STATED EXERCISE »
Gather each line containing the string "Move" from these entries.

GIVEN INFORMATION »
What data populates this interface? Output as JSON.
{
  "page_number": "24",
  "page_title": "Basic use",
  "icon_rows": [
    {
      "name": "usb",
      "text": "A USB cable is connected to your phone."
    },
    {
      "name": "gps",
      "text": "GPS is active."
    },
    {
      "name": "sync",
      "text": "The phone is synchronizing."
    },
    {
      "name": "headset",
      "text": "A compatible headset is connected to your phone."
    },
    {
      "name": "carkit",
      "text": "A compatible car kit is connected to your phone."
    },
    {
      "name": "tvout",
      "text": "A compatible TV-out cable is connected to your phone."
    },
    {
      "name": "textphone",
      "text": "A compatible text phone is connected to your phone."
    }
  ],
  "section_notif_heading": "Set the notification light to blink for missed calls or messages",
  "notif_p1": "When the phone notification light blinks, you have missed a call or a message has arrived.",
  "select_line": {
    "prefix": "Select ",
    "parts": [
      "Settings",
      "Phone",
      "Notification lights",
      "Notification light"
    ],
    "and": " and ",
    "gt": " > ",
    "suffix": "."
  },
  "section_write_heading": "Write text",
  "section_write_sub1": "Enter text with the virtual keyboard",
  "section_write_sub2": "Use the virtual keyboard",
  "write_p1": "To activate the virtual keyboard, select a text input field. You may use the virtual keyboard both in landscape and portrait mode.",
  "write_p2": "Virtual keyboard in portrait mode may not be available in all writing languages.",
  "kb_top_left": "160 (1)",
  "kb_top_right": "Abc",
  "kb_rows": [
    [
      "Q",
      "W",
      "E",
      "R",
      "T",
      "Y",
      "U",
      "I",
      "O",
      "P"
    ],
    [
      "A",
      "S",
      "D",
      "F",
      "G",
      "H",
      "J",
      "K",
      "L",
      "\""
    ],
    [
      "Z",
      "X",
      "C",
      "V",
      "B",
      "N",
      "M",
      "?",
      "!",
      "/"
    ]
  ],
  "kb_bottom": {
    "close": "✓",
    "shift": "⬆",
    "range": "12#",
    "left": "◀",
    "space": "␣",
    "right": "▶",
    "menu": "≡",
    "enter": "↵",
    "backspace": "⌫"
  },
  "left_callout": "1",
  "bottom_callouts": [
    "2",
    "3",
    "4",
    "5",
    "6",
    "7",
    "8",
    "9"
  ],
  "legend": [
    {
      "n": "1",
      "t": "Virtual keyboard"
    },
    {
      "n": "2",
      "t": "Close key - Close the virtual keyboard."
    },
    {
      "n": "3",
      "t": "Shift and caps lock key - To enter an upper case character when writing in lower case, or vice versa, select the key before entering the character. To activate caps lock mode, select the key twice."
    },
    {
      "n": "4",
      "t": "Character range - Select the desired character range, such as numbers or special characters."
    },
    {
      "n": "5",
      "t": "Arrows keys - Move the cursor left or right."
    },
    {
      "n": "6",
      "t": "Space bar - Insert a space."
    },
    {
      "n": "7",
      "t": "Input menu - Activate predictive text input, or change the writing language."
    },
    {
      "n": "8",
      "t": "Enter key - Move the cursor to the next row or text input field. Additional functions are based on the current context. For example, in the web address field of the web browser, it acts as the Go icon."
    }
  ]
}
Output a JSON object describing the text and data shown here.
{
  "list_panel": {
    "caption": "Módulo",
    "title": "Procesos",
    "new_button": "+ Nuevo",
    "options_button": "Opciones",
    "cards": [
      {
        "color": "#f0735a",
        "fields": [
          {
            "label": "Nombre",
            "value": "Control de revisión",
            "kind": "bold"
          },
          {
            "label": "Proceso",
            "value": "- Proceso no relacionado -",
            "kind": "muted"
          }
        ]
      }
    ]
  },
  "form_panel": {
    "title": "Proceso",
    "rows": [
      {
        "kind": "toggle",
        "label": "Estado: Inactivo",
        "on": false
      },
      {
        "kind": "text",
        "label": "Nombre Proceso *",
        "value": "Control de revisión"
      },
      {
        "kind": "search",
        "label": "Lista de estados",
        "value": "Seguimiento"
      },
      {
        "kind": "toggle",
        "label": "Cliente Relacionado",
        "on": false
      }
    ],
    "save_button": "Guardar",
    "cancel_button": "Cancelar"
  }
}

EXPECTED ANSWER »
      "t": "Arrows keys - Move the cursor left or right."
      "t": "Enter key - Move the cursor to the next row or text input field. Additional functions are based on the current context. For example, in the web address field of the web browser, it acts as the Go icon."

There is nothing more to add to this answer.